◆ **TASK OBJECTIVE**: Your task is to repeat the entries underneath exactly, minus the pictures.

◆ **MATERIAL PROVIDED**:
--- --- ---

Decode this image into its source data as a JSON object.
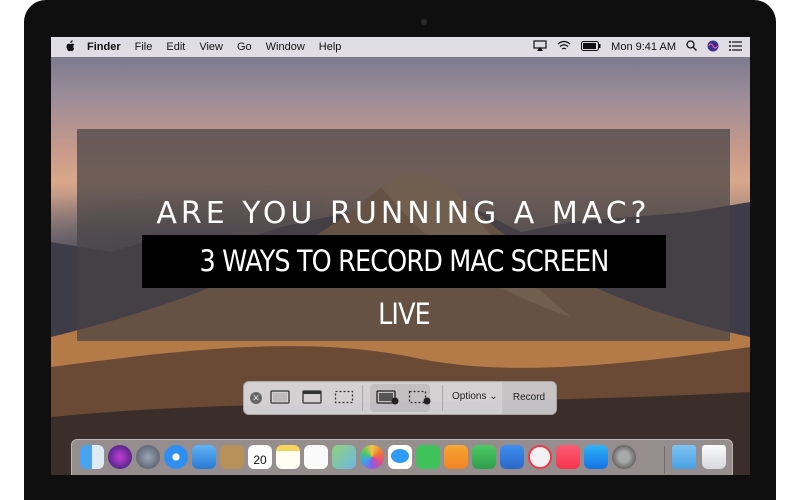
{
  "menubar": {
    "apple": "",
    "app_name": "Finder",
    "menus": [
      "File",
      "Edit",
      "View",
      "Go",
      "Window",
      "Help"
    ],
    "clock": "Mon 9:41 AM"
  },
  "banner": {
    "headline": "ARE YOU RUNNING A MAC?",
    "subheadline": "3 WAYS TO RECORD MAC SCREEN LIVE"
  },
  "capture_toolbar": {
    "close_symbol": "✕",
    "options_label": "Options",
    "options_chevron": "⌄",
    "record_label": "Record"
  },
  "dock": {
    "calendar_month": "JUL",
    "calendar_day": "20",
    "icons": [
      "finder-icon",
      "siri-icon",
      "launchpad-icon",
      "safari-icon",
      "mail-icon",
      "contacts-icon",
      "calendar-icon",
      "notes-icon",
      "reminders-icon",
      "maps-icon",
      "photos-icon",
      "messages-icon",
      "facetime-icon",
      "pages-icon",
      "numbers-icon",
      "keynote-icon",
      "news-icon",
      "music-icon",
      "app-store-icon",
      "system-preferences-icon",
      "downloads-folder-icon",
      "trash-icon"
    ]
  }
}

--- --- ---

◆ **THE COMPLETED TASK**:
Decode this image into its source data as a JSON object.
{
  "menubar": {
    "apple": "",
    "app_name": "Finder",
    "menus": [
      "File",
      "Edit",
      "View",
      "Go",
      "Window",
      "Help"
    ],
    "clock": "Mon 9:41 AM"
  },
  "banner": {
    "headline": "ARE YOU RUNNING A MAC?",
    "subheadline": "3 WAYS TO RECORD MAC SCREEN LIVE"
  },
  "capture_toolbar": {
    "close_symbol": "✕",
    "options_label": "Options",
    "options_chevron": "⌄",
    "record_label": "Record"
  },
  "dock": {
    "calendar_month": "JUL",
    "calendar_day": "20",
    "icons": [
      "finder-icon",
      "siri-icon",
      "launchpad-icon",
      "safari-icon",
      "mail-icon",
      "contacts-icon",
      "calendar-icon",
      "notes-icon",
      "reminders-icon",
      "maps-icon",
      "photos-icon",
      "messages-icon",
      "facetime-icon",
      "pages-icon",
      "numbers-icon",
      "keynote-icon",
      "news-icon",
      "music-icon",
      "app-store-icon",
      "system-preferences-icon",
      "downloads-folder-icon",
      "trash-icon"
    ]
  }
}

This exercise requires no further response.